Replace every "attraction-location" with "venue-label" in the rows below, then write the rows out again with nothing else changed. Leave the pictures out.

----------

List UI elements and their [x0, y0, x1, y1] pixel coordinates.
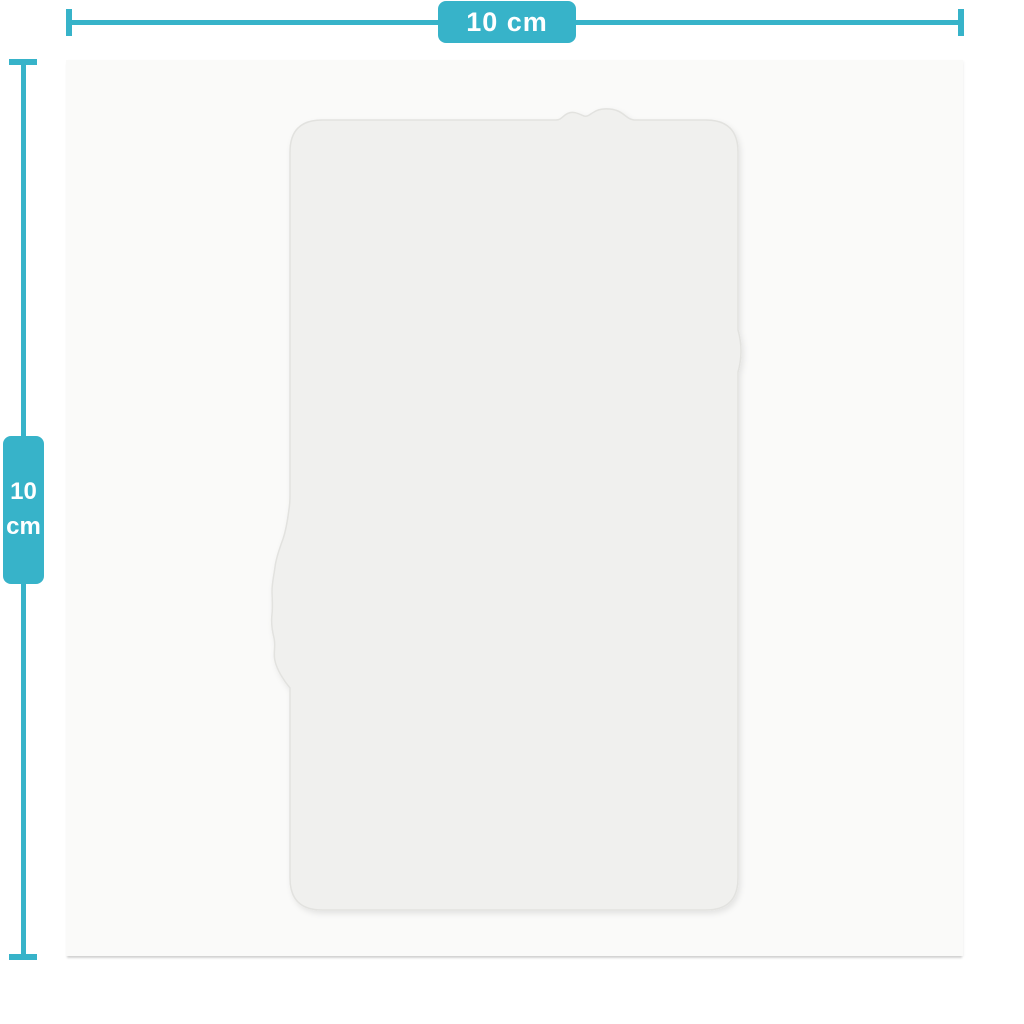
height-dimension-label-unit: cm — [6, 510, 41, 545]
product-backing-card — [66, 60, 963, 956]
width-dimension-label: 10 cm — [438, 1, 576, 43]
height-dimension-endcap-bottom — [9, 954, 37, 960]
width-dimension-label-text: 10 cm — [466, 7, 548, 38]
height-dimension-endcap-top — [9, 59, 37, 65]
width-dimension-endcap-right — [958, 9, 964, 36]
height-dimension-label: 10 cm — [3, 436, 44, 584]
width-dimension-endcap-left — [66, 9, 72, 36]
height-dimension-label-value: 10 — [10, 475, 37, 510]
product-dimension-image: 10 cm 10 cm — [0, 0, 1024, 1024]
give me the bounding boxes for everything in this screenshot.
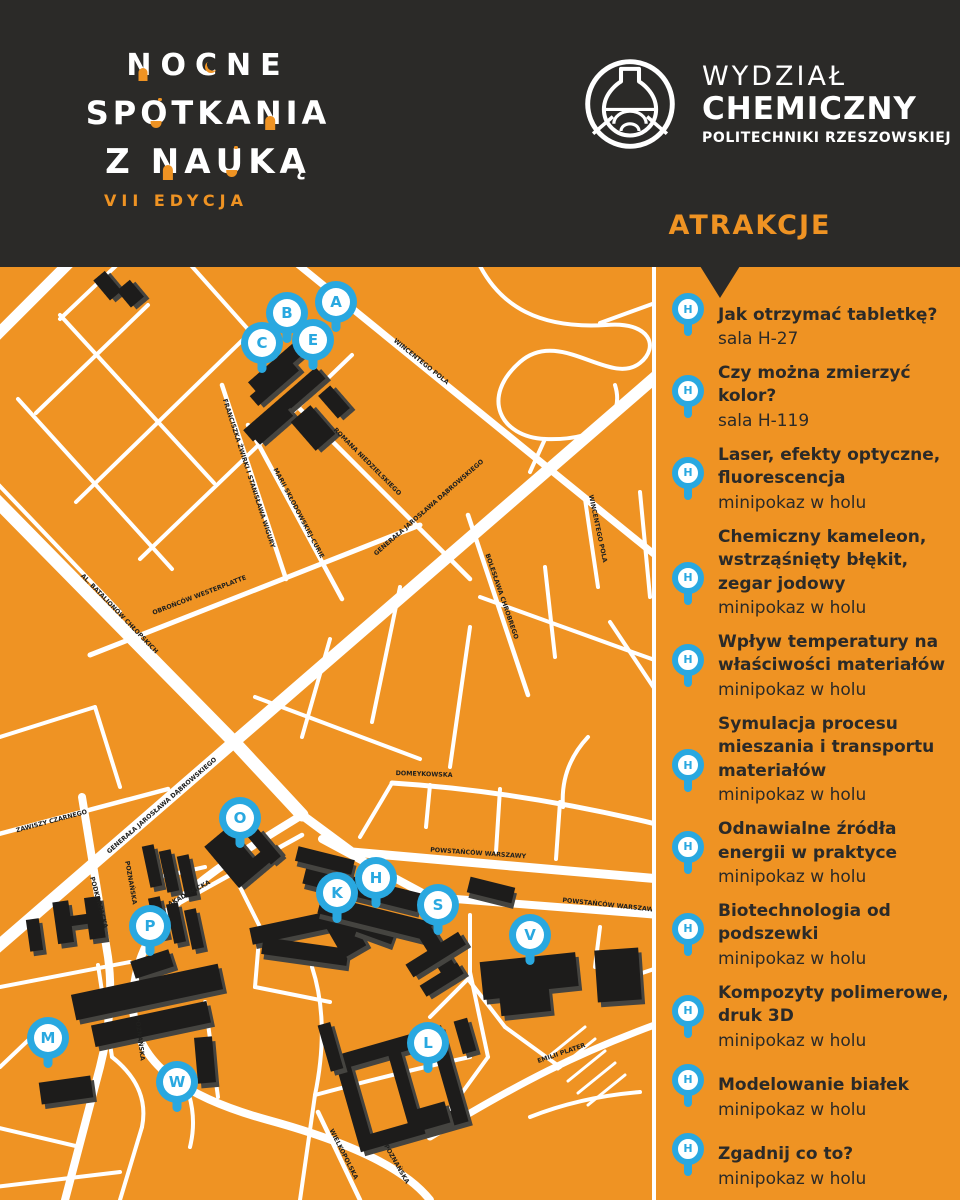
h-pin-icon: H: [672, 1133, 704, 1179]
logo-line-3: ZNAUKĄ: [68, 142, 348, 182]
attraction-title: Odnawialne źródła energii w praktyce: [718, 818, 897, 865]
h-pin-icon: H: [672, 644, 704, 690]
h-pin-icon: H: [672, 457, 704, 503]
svg-text:V: V: [524, 926, 536, 944]
h-pin-icon: H: [672, 1064, 704, 1110]
h-pin-icon: H: [672, 562, 704, 608]
svg-text:O: O: [234, 809, 247, 827]
list-item: H Odnawialne źródła energii w praktyce m…: [670, 818, 952, 889]
svg-text:A: A: [330, 293, 342, 311]
attraction-location: sala H-27: [716, 328, 952, 351]
attraction-title: Symulacja procesu mieszania i transportu…: [718, 713, 934, 783]
attractions-list: H Jak otrzymać tabletkę? sala H-27 H Czy…: [656, 267, 960, 1200]
h-pin-icon: H: [672, 749, 704, 795]
flask-logo-icon: [576, 50, 684, 158]
svg-text:M: M: [41, 1029, 56, 1047]
list-item: H Modelowanie białek minipokaz w holu: [670, 1064, 952, 1122]
attraction-title: Zgadnij co to?: [718, 1143, 853, 1166]
svg-text:E: E: [308, 331, 318, 349]
attraction-location: minipokaz w holu: [716, 597, 952, 620]
event-poster: NOCNE SPOTKANIA ZNAUKĄ VII EDYCJA WYDZIA…: [0, 0, 960, 1200]
attraction-title: Wpływ temperatury na właściwości materia…: [718, 631, 945, 678]
attraction-location: minipokaz w holu: [716, 679, 952, 702]
campus-map: AL. BATALIONÓW CHŁOPSKICH GENERAŁA JAROS…: [0, 267, 656, 1200]
attraction-title: Czy można zmierzyć kolor?: [718, 362, 952, 409]
list-item: H Zgadnij co to? minipokaz w holu: [670, 1133, 952, 1191]
attraction-location: minipokaz w holu: [716, 492, 952, 515]
logo-line-2: SPOTKANIA: [68, 94, 348, 132]
h-pin-icon: H: [672, 375, 704, 421]
faculty-name: WYDZIAŁ CHEMICZNY POLITECHNIKI RZESZOWSK…: [702, 62, 951, 147]
attraction-title: Jak otrzymać tabletkę?: [718, 304, 937, 327]
svg-text:W: W: [169, 1073, 186, 1091]
attraction-location: minipokaz w holu: [716, 1030, 952, 1053]
edition-label: VII EDYCJA: [104, 191, 348, 210]
attraction-title: Laser, efekty optyczne, fluorescencja: [718, 444, 940, 491]
attraction-title: Biotechnologia od podszewki: [718, 900, 891, 947]
attraction-location: minipokaz w holu: [716, 1168, 952, 1191]
attraction-location: minipokaz w holu: [716, 1099, 952, 1122]
h-pin-icon: H: [672, 913, 704, 959]
attractions-pointer: [700, 266, 740, 298]
list-item: H Czy można zmierzyć kolor? sala H-119: [670, 362, 952, 433]
svg-text:C: C: [256, 334, 267, 352]
svg-text:S: S: [433, 896, 444, 914]
logo-line-1: NOCNE: [68, 48, 348, 83]
svg-text:L: L: [423, 1034, 433, 1052]
list-item: H Laser, efekty optyczne, fluorescencja …: [670, 444, 952, 515]
list-item: H Wpływ temperatury na właściwości mater…: [670, 631, 952, 702]
attraction-title: Modelowanie białek: [718, 1074, 909, 1097]
header: NOCNE SPOTKANIA ZNAUKĄ VII EDYCJA WYDZIA…: [0, 0, 960, 267]
svg-text:B: B: [281, 304, 292, 322]
faculty-logo-block: WYDZIAŁ CHEMICZNY POLITECHNIKI RZESZOWSK…: [576, 50, 951, 158]
attraction-location: minipokaz w holu: [716, 866, 952, 889]
attraction-title: Chemiczny kameleon, wstrząśnięty błękit,…: [718, 526, 926, 596]
list-item: H Biotechnologia od podszewki minipokaz …: [670, 900, 952, 971]
h-pin-icon: H: [672, 831, 704, 877]
attraction-title: Kompozyty polimerowe, druk 3D: [718, 982, 949, 1029]
svg-text:H: H: [370, 869, 383, 887]
list-item: H Chemiczny kameleon, wstrząśnięty błęki…: [670, 526, 952, 620]
list-item: H Symulacja procesu mieszania i transpor…: [670, 713, 952, 807]
h-pin-icon: H: [672, 995, 704, 1041]
list-item: H Jak otrzymać tabletkę? sala H-27: [670, 293, 952, 351]
attractions-heading: ATRAKCJE: [650, 210, 850, 241]
list-item: H Kompozyty polimerowe, druk 3D minipoka…: [670, 982, 952, 1053]
event-logo: NOCNE SPOTKANIA ZNAUKĄ VII EDYCJA: [68, 48, 348, 210]
attraction-location: minipokaz w holu: [716, 784, 952, 807]
svg-text:P: P: [145, 917, 156, 935]
attraction-location: sala H-119: [716, 410, 952, 433]
attraction-location: minipokaz w holu: [716, 948, 952, 971]
svg-text:K: K: [331, 884, 344, 902]
h-pin-icon: H: [672, 293, 704, 339]
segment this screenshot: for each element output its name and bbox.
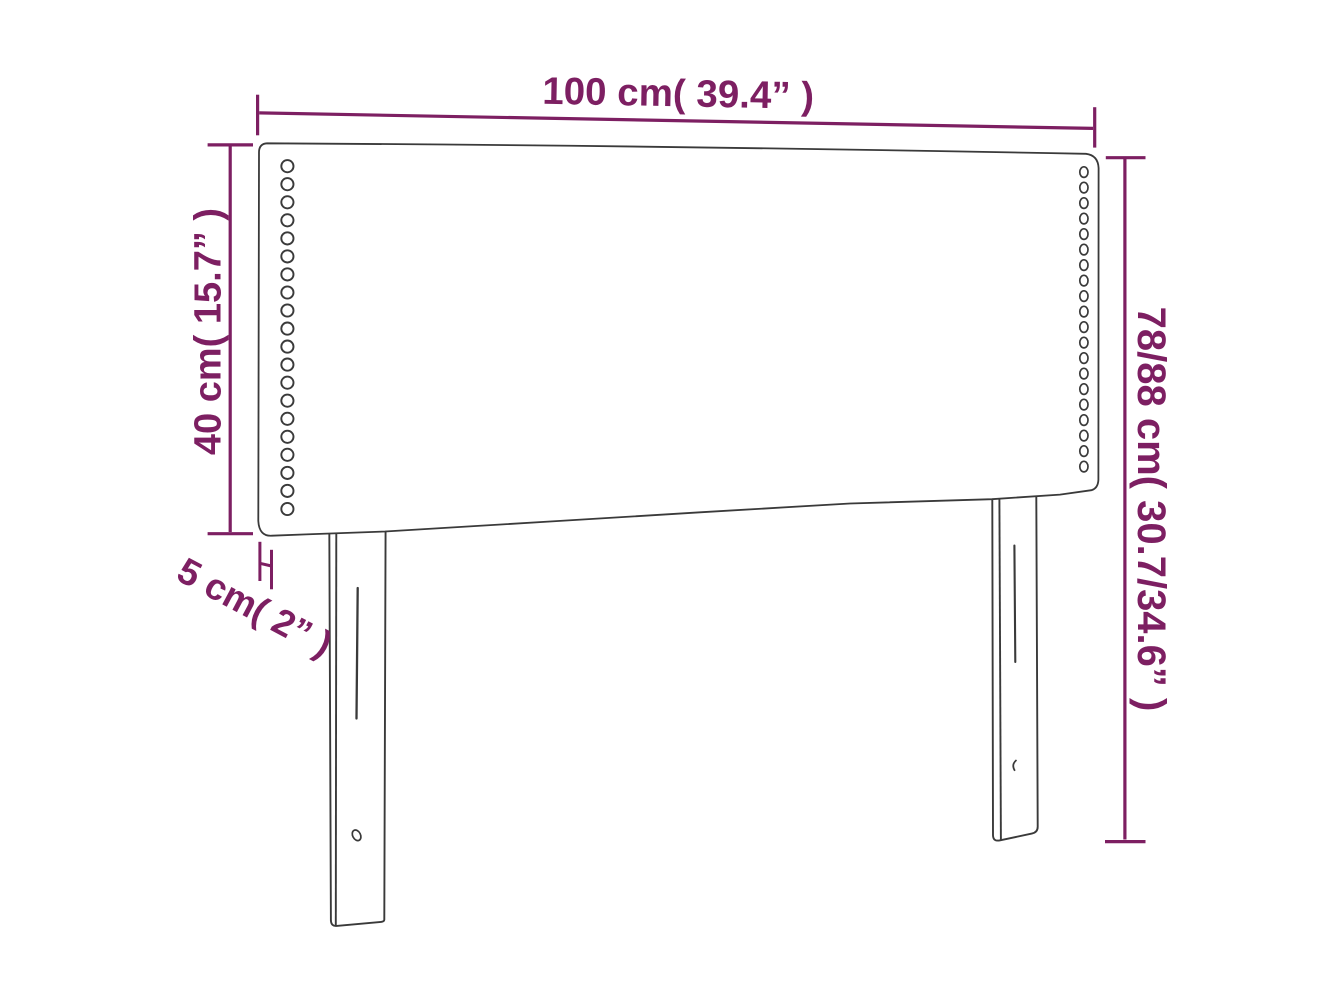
- svg-text:78/88 cm( 30.7/34.6” ): 78/88 cm( 30.7/34.6” ): [1129, 307, 1173, 712]
- svg-text:40 cm( 15.7” ): 40 cm( 15.7” ): [188, 208, 230, 455]
- svg-text:100 cm( 39.4” ): 100 cm( 39.4” ): [542, 70, 815, 118]
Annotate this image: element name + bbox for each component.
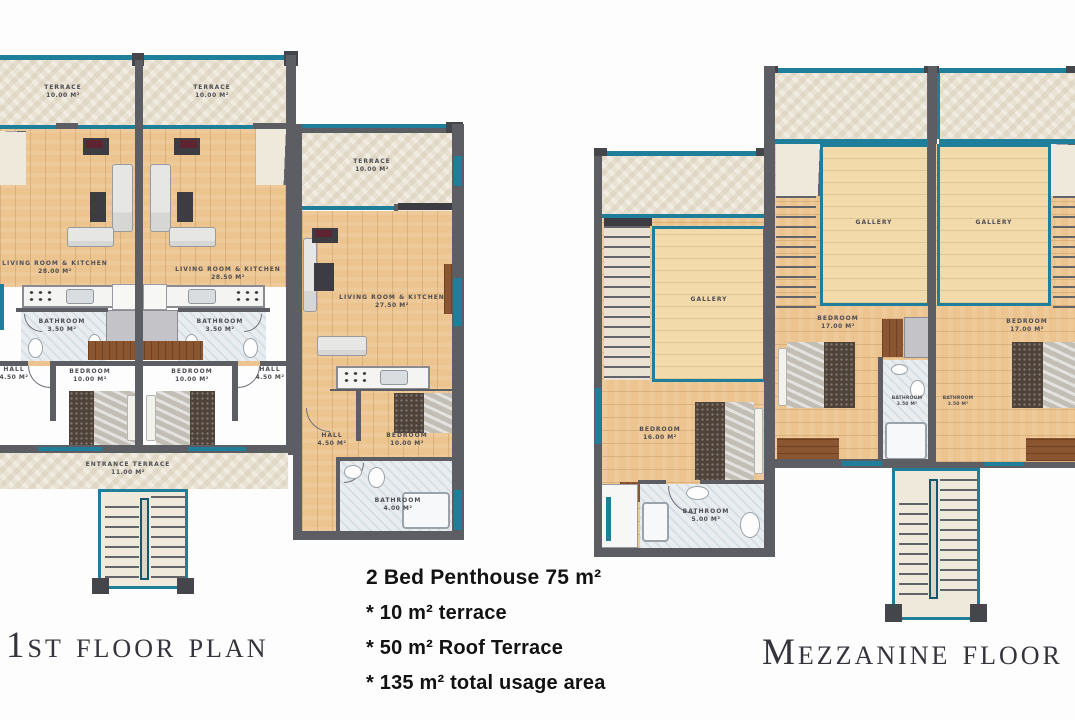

----------

RESPONSE BELOW
List UI elements and their [x0, y0, x1, y1] pixel coordinates.
height-dimension-label-unit: cm — [6, 510, 41, 545]
product-backing-card — [66, 60, 963, 956]
width-dimension-label: 10 cm — [438, 1, 576, 43]
height-dimension-endcap-bottom — [9, 954, 37, 960]
width-dimension-label-text: 10 cm — [466, 7, 548, 38]
height-dimension-endcap-top — [9, 59, 37, 65]
width-dimension-endcap-right — [958, 9, 964, 36]
height-dimension-label: 10 cm — [3, 436, 44, 584]
width-dimension-endcap-left — [66, 9, 72, 36]
height-dimension-label-value: 10 — [10, 475, 37, 510]
product-dimension-image: 10 cm 10 cm — [0, 0, 1024, 1024]
give me the bounding boxes for everything in this screenshot.
h-pin-icon: H: [672, 1133, 704, 1179]
logo-line-3: ZNAUKĄ: [68, 142, 348, 182]
attraction-title: Odnawialne źródła energii w praktyce: [718, 818, 897, 865]
h-pin-icon: H: [672, 644, 704, 690]
h-pin-icon: H: [672, 457, 704, 503]
svg-text:V: V: [524, 926, 536, 944]
h-pin-icon: H: [672, 1064, 704, 1110]
h-pin-icon: H: [672, 562, 704, 608]
svg-text:O: O: [234, 809, 247, 827]
list-item: H Odnawialne źródła energii w praktyce m…: [670, 818, 952, 889]
svg-text:A: A: [330, 293, 342, 311]
venue-label: sala H-27: [716, 328, 952, 351]
attraction-title: Symulacja procesu mieszania i transportu…: [718, 713, 934, 783]
attractions-list: H Jak otrzymać tabletkę? sala H-27 H Czy…: [656, 267, 960, 1200]
h-pin-icon: H: [672, 749, 704, 795]
flask-logo-icon: [576, 50, 684, 158]
svg-text:M: M: [41, 1029, 56, 1047]
list-item: H Modelowanie białek minipokaz w holu: [670, 1064, 952, 1122]
attraction-title: Zgadnij co to?: [718, 1143, 853, 1166]
svg-text:E: E: [308, 331, 318, 349]
venue-label: minipokaz w holu: [716, 597, 952, 620]
event-poster: NOCNE SPOTKANIA ZNAUKĄ VII EDYCJA WYDZIA…: [0, 0, 960, 1200]
attraction-title: Wpływ temperatury na właściwości materia…: [718, 631, 945, 678]
venue-label: minipokaz w holu: [716, 679, 952, 702]
campus-map: AL. BATALIONÓW CHŁOPSKICH GENERAŁA JAROS…: [0, 267, 656, 1200]
attraction-title: Czy można zmierzyć kolor?: [718, 362, 952, 409]
list-item: H Zgadnij co to? minipokaz w holu: [670, 1133, 952, 1191]
venue-label: minipokaz w holu: [716, 492, 952, 515]
logo-line-2: SPOTKANIA: [68, 94, 348, 132]
h-pin-icon: H: [672, 375, 704, 421]
faculty-name: WYDZIAŁ CHEMICZNY POLITECHNIKI RZESZOWSK…: [702, 62, 951, 147]
attraction-title: Jak otrzymać tabletkę?: [718, 304, 937, 327]
svg-text:W: W: [169, 1073, 186, 1091]
venue-label: minipokaz w holu: [716, 1030, 952, 1053]
edition-label: VII EDYCJA: [104, 191, 348, 210]
attraction-title: Laser, efekty optyczne, fluorescencja: [718, 444, 940, 491]
attraction-title: Biotechnologia od podszewki: [718, 900, 891, 947]
venue-label: minipokaz w holu: [716, 1168, 952, 1191]
venue-label: minipokaz w holu: [716, 1099, 952, 1122]
h-pin-icon: H: [672, 913, 704, 959]
attractions-pointer: [700, 266, 740, 298]
list-item: H Czy można zmierzyć kolor? sala H-119: [670, 362, 952, 433]
svg-text:C: C: [256, 334, 267, 352]
svg-text:S: S: [433, 896, 444, 914]
logo-line-1: NOCNE: [68, 48, 348, 83]
svg-text:L: L: [423, 1034, 433, 1052]
list-item: H Laser, efekty optyczne, fluorescencja …: [670, 444, 952, 515]
list-item: H Wpływ temperatury na właściwości mater…: [670, 631, 952, 702]
attraction-title: Modelowanie białek: [718, 1074, 909, 1097]
header: NOCNE SPOTKANIA ZNAUKĄ VII EDYCJA WYDZIA…: [0, 0, 960, 267]
svg-text:B: B: [281, 304, 292, 322]
faculty-logo-block: WYDZIAŁ CHEMICZNY POLITECHNIKI RZESZOWSK…: [576, 50, 951, 158]
venue-label: minipokaz w holu: [716, 866, 952, 889]
attraction-title: Chemiczny kameleon, wstrząśnięty błękit,…: [718, 526, 926, 596]
list-item: H Biotechnologia od podszewki minipokaz …: [670, 900, 952, 971]
h-pin-icon: H: [672, 831, 704, 877]
attraction-title: Kompozyty polimerowe, druk 3D: [718, 982, 949, 1029]
svg-text:H: H: [370, 869, 383, 887]
list-item: H Chemiczny kameleon, wstrząśnięty błęki…: [670, 526, 952, 620]
list-item: H Symulacja procesu mieszania i transpor…: [670, 713, 952, 807]
h-pin-icon: H: [672, 995, 704, 1041]
list-item: H Jak otrzymać tabletkę? sala H-27: [670, 293, 952, 351]
attractions-heading: ATRAKCJE: [650, 210, 850, 241]
list-item: H Kompozyty polimerowe, druk 3D minipoka…: [670, 982, 952, 1053]
event-logo: NOCNE SPOTKANIA ZNAUKĄ VII EDYCJA: [68, 48, 348, 210]
venue-label: minipokaz w holu: [716, 784, 952, 807]
svg-text:P: P: [145, 917, 156, 935]
venue-label: sala H-119: [716, 410, 952, 433]
venue-label: minipokaz w holu: [716, 948, 952, 971]
svg-text:K: K: [331, 884, 344, 902]
h-pin-icon: H: [672, 293, 704, 339]
segment this screenshot: for each element output its name and bbox.
- svg-text:78/88 cm( 30.7/34.6” ): 78/88 cm( 30.7/34.6” ): [1129, 307, 1173, 712]
- svg-text:40 cm( 15.7” ): 40 cm( 15.7” ): [188, 208, 230, 455]
- svg-text:100 cm( 39.4” ): 100 cm( 39.4” ): [542, 70, 815, 118]
Annotate this image: element name + bbox for each component.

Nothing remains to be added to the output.